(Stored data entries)
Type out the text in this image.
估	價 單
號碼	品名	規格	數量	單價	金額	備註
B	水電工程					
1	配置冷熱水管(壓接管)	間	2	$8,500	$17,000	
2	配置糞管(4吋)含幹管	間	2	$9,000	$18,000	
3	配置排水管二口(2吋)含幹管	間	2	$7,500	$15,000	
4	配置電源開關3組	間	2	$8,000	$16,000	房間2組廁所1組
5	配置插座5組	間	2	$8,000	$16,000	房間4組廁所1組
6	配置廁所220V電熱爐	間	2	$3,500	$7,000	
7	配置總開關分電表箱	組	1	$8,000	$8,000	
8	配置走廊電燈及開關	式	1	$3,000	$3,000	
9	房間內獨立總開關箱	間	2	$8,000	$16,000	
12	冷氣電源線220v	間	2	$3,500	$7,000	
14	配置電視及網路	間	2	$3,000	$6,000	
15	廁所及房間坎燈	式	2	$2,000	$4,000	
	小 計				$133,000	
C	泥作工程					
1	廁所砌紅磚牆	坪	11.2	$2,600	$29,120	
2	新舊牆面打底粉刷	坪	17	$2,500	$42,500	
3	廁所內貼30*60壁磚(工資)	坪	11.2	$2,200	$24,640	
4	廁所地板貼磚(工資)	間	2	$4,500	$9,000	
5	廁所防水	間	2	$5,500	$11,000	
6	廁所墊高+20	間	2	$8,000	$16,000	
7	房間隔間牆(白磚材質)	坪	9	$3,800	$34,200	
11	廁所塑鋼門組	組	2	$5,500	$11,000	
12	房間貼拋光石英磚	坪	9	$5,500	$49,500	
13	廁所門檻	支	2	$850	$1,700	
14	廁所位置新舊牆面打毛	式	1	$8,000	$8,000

=== Work instructions ===
Repeat the records above exactly, from the first line to the last.

=== Answer to this exercise ===
Type out the text in this image.
估	價 單
號碼	品名	規格	數量	單價	金額	備註
B	水電工程					
1	配置冷熱水管(壓接管)	間	2	$8,500	$17,000	
2	配置糞管(4吋)含幹管	間	2	$9,000	$18,000	
3	配置排水管二口(2吋)含幹管	間	2	$7,500	$15,000	
4	配置電源開關3組	間	2	$8,000	$16,000	房間2組廁所1組
5	配置插座5組	間	2	$8,000	$16,000	房間4組廁所1組
6	配置廁所220V電熱爐	間	2	$3,500	$7,000	
7	配置總開關分電表箱	組	1	$8,000	$8,000	
8	配置走廊電燈及開關	式	1	$3,000	$3,000	
9	房間內獨立總開關箱	間	2	$8,000	$16,000	
12	冷氣電源線220v	間	2	$3,500	$7,000	
14	配置電視及網路	間	2	$3,000	$6,000	
15	廁所及房間坎燈	式	2	$2,000	$4,000	
	小 計				$133,000	
C	泥作工程					
1	廁所砌紅磚牆	坪	11.2	$2,600	$29,120	
2	新舊牆面打底粉刷	坪	17	$2,500	$42,500	
3	廁所內貼30*60壁磚(工資)	坪	11.2	$2,200	$24,640	
4	廁所地板貼磚(工資)	間	2	$4,500	$9,000	
5	廁所防水	間	2	$5,500	$11,000	
6	廁所墊高+20	間	2	$8,000	$16,000	
7	房間隔間牆(白磚材質)	坪	9	$3,800	$34,200	
11	廁所塑鋼門組	組	2	$5,500	$11,000	
12	房間貼拋光石英磚	坪	9	$5,500	$49,500	
13	廁所門檻	支	2	$850	$1,700	
14	廁所位置新舊牆面打毛	式	1	$8,000	$8,000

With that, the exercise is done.